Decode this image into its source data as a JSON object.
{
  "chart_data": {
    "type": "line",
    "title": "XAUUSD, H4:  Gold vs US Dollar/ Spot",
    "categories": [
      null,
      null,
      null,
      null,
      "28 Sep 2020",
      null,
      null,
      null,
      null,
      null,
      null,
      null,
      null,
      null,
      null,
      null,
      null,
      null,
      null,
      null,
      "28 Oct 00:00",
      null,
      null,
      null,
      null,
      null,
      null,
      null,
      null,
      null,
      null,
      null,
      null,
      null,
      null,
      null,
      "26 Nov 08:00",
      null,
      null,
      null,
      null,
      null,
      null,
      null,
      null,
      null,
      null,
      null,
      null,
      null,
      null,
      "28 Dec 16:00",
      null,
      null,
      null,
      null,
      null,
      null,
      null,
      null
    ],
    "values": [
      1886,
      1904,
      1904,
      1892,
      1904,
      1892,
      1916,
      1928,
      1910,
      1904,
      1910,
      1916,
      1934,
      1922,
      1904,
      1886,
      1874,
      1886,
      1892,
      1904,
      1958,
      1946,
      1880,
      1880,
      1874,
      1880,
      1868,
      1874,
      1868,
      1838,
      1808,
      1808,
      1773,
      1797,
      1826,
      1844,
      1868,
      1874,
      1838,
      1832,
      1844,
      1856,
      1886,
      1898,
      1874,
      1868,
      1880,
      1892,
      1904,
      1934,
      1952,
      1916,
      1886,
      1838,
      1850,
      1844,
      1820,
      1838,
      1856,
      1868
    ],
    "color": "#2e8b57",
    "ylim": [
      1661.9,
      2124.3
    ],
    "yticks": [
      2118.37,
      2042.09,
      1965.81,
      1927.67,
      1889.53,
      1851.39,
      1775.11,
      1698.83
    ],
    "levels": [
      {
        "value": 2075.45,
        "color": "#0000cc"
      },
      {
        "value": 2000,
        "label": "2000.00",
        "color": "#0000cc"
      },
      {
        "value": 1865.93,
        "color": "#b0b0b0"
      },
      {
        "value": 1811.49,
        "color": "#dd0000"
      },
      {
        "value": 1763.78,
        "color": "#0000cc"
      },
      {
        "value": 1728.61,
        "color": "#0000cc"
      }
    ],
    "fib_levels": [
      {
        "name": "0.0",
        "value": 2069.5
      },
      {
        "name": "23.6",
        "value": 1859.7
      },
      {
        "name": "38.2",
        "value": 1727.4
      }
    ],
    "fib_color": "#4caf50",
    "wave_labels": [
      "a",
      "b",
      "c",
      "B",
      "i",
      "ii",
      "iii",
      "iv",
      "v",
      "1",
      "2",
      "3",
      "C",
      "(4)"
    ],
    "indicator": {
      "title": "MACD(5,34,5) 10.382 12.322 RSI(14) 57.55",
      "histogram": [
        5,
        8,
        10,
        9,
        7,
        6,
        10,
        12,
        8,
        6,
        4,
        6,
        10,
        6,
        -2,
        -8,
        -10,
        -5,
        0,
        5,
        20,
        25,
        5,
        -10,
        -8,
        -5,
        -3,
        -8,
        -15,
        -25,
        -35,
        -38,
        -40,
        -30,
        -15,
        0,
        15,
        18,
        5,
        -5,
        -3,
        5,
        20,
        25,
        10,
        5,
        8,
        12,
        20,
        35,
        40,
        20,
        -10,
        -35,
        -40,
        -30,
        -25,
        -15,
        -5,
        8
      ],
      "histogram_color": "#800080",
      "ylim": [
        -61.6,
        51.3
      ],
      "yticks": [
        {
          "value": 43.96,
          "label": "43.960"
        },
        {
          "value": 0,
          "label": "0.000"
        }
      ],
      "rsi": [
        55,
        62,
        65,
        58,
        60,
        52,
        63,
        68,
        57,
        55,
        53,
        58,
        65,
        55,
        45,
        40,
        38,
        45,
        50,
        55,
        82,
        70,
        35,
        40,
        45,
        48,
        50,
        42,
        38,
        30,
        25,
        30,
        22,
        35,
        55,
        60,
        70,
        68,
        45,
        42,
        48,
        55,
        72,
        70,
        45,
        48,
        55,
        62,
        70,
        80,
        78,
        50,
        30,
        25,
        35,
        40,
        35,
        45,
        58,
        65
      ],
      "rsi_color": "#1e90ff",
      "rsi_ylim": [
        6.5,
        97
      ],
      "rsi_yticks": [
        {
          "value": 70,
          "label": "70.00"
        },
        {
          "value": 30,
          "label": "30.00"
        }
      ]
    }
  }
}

:: THE PROBLEM ::
Recite the full listing above exactly.

:: CORRECT RESPONSE ::
Decode this image into its source data as a JSON object.
{
  "chart_data": {
    "type": "line",
    "title": "XAUUSD, H4:  Gold vs US Dollar/ Spot",
    "categories": [
      null,
      null,
      null,
      null,
      "28 Sep 2020",
      null,
      null,
      null,
      null,
      null,
      null,
      null,
      null,
      null,
      null,
      null,
      null,
      null,
      null,
      null,
      "28 Oct 00:00",
      null,
      null,
      null,
      null,
      null,
      null,
      null,
      null,
      null,
      null,
      null,
      null,
      null,
      null,
      null,
      "26 Nov 08:00",
      null,
      null,
      null,
      null,
      null,
      null,
      null,
      null,
      null,
      null,
      null,
      null,
      null,
      null,
      "28 Dec 16:00",
      null,
      null,
      null,
      null,
      null,
      null,
      null,
      null
    ],
    "values": [
      1886,
      1904,
      1904,
      1892,
      1904,
      1892,
      1916,
      1928,
      1910,
      1904,
      1910,
      1916,
      1934,
      1922,
      1904,
      1886,
      1874,
      1886,
      1892,
      1904,
      1958,
      1946,
      1880,
      1880,
      1874,
      1880,
      1868,
      1874,
      1868,
      1838,
      1808,
      1808,
      1773,
      1797,
      1826,
      1844,
      1868,
      1874,
      1838,
      1832,
      1844,
      1856,
      1886,
      1898,
      1874,
      1868,
      1880,
      1892,
      1904,
      1934,
      1952,
      1916,
      1886,
      1838,
      1850,
      1844,
      1820,
      1838,
      1856,
      1868
    ],
    "color": "#2e8b57",
    "ylim": [
      1661.9,
      2124.3
    ],
    "yticks": [
      2118.37,
      2042.09,
      1965.81,
      1927.67,
      1889.53,
      1851.39,
      1775.11,
      1698.83
    ],
    "levels": [
      {
        "value": 2075.45,
        "color": "#0000cc"
      },
      {
        "value": 2000,
        "label": "2000.00",
        "color": "#0000cc"
      },
      {
        "value": 1865.93,
        "color": "#b0b0b0"
      },
      {
        "value": 1811.49,
        "color": "#dd0000"
      },
      {
        "value": 1763.78,
        "color": "#0000cc"
      },
      {
        "value": 1728.61,
        "color": "#0000cc"
      }
    ],
    "fib_levels": [
      {
        "name": "0.0",
        "value": 2069.5
      },
      {
        "name": "23.6",
        "value": 1859.7
      },
      {
        "name": "38.2",
        "value": 1727.4
      }
    ],
    "fib_color": "#4caf50",
    "wave_labels": [
      "a",
      "b",
      "c",
      "B",
      "i",
      "ii",
      "iii",
      "iv",
      "v",
      "1",
      "2",
      "3",
      "C",
      "(4)"
    ],
    "indicator": {
      "title": "MACD(5,34,5) 10.382 12.322 RSI(14) 57.55",
      "histogram": [
        5,
        8,
        10,
        9,
        7,
        6,
        10,
        12,
        8,
        6,
        4,
        6,
        10,
        6,
        -2,
        -8,
        -10,
        -5,
        0,
        5,
        20,
        25,
        5,
        -10,
        -8,
        -5,
        -3,
        -8,
        -15,
        -25,
        -35,
        -38,
        -40,
        -30,
        -15,
        0,
        15,
        18,
        5,
        -5,
        -3,
        5,
        20,
        25,
        10,
        5,
        8,
        12,
        20,
        35,
        40,
        20,
        -10,
        -35,
        -40,
        -30,
        -25,
        -15,
        -5,
        8
      ],
      "histogram_color": "#800080",
      "ylim": [
        -61.6,
        51.3
      ],
      "yticks": [
        {
          "value": 43.96,
          "label": "43.960"
        },
        {
          "value": 0,
          "label": "0.000"
        }
      ],
      "rsi": [
        55,
        62,
        65,
        58,
        60,
        52,
        63,
        68,
        57,
        55,
        53,
        58,
        65,
        55,
        45,
        40,
        38,
        45,
        50,
        55,
        82,
        70,
        35,
        40,
        45,
        48,
        50,
        42,
        38,
        30,
        25,
        30,
        22,
        35,
        55,
        60,
        70,
        68,
        45,
        42,
        48,
        55,
        72,
        70,
        45,
        48,
        55,
        62,
        70,
        80,
        78,
        50,
        30,
        25,
        35,
        40,
        35,
        45,
        58,
        65
      ],
      "rsi_color": "#1e90ff",
      "rsi_ylim": [
        6.5,
        97
      ],
      "rsi_yticks": [
        {
          "value": 70,
          "label": "70.00"
        },
        {
          "value": 30,
          "label": "30.00"
        }
      ]
    }
  }
}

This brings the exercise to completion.